- **Short task**:
For each line that holds "FASHION", copy the line out.

Raw records
=====

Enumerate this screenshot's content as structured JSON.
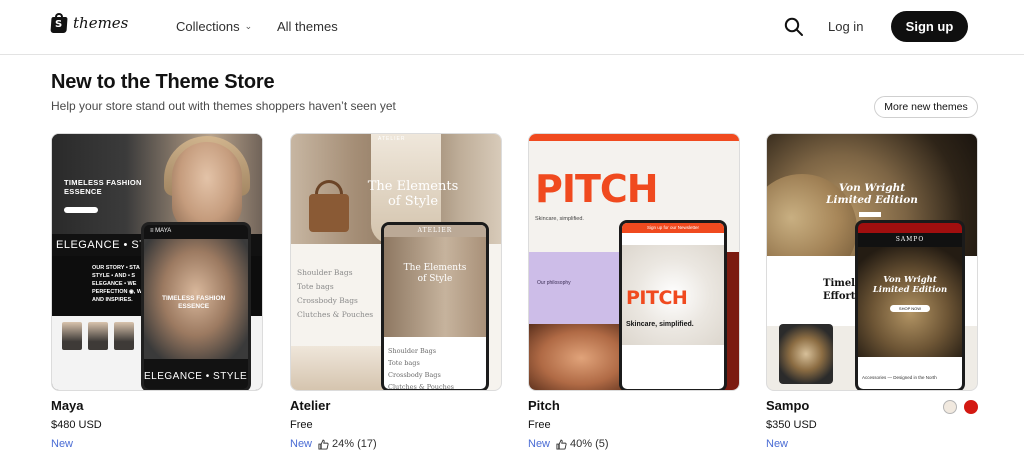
{
  "header": {
    "logo_text": "themes",
    "nav": [
      {
        "label": "Collections",
        "has_dropdown": true
      },
      {
        "label": "All themes",
        "has_dropdown": false
      }
    ],
    "login_label": "Log in",
    "signup_label": "Sign up"
  },
  "section": {
    "title": "New to the Theme Store",
    "subtitle": "Help your store stand out with themes shoppers haven’t seen yet",
    "more_label": "More new themes"
  },
  "themes": [
    {
      "name": "Maya",
      "price": "$480 USD",
      "badge": "New",
      "preview": {
        "hero_text": "TIMELESS FASHION\nESSENCE",
        "band_text": "ELEGANCE • STYLE • FO",
        "story_text": "OUR STORY • STA\nSTYLE • AND • S\nELEGANCE • WE\nPERFECTION ◉, WE\nAND INSPIRES.",
        "phone_brand": "≡ MAYA",
        "phone_text": "TIMELESS FASHION\nESSENCE",
        "phone_band": "ELEGANCE • STYLE"
      }
    },
    {
      "name": "Atelier",
      "price": "Free",
      "badge": "New",
      "rating": "24% (17)",
      "preview": {
        "brand": "ATELIER",
        "hero_text": "The Elements\nof Style",
        "list": [
          "Shoulder Bags",
          "Tote bags",
          "Crossbody Bags",
          "Clutches & Pouches"
        ],
        "phone_brand": "ATELIER",
        "phone_title": "The Elements\nof Style",
        "phone_list": [
          "Shoulder Bags",
          "Tote bags",
          "Crossbody Bags",
          "Clutches & Pouches"
        ]
      }
    },
    {
      "name": "Pitch",
      "price": "Free",
      "badge": "New",
      "rating": "40% (5)",
      "preview": {
        "big_text": "PITCH",
        "skincare": "Skincare, simplified.",
        "philosophy": "Our philosophy",
        "phone_top": "Sign up for our Newsletter",
        "phone_big": "PITCH",
        "phone_tag": "Skincare, simplified."
      }
    },
    {
      "name": "Sampo",
      "price": "$350 USD",
      "badge": "New",
      "swatches": [
        "#f1e9df",
        "#d31912"
      ],
      "preview": {
        "brand": "SAMPO",
        "hero_text": "Von Wright\nLimited Edition",
        "mid_text": "Timel\nEffortle",
        "phone_brand": "SAMPO",
        "phone_title": "Von Wright\nLimited Edition",
        "phone_button": "SHOP NOW",
        "phone_bottom": "Accessories — Designed in the North"
      }
    }
  ],
  "colors": {
    "signup_bg": "#0f0f0f",
    "new_badge": "#4a6cd4",
    "pitch_orange": "#f04a1f",
    "sampo_red": "#d31912"
  },
  "icons": [
    "shopify-bag-icon",
    "chevron-down-icon",
    "search-icon",
    "thumbs-up-icon"
  ]
}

=====

- **Answer to this exercise**:
        "hero_text": "TIMELESS FASHION\nESSENCE",
        "phone_text": "TIMELESS FASHION\nESSENCE",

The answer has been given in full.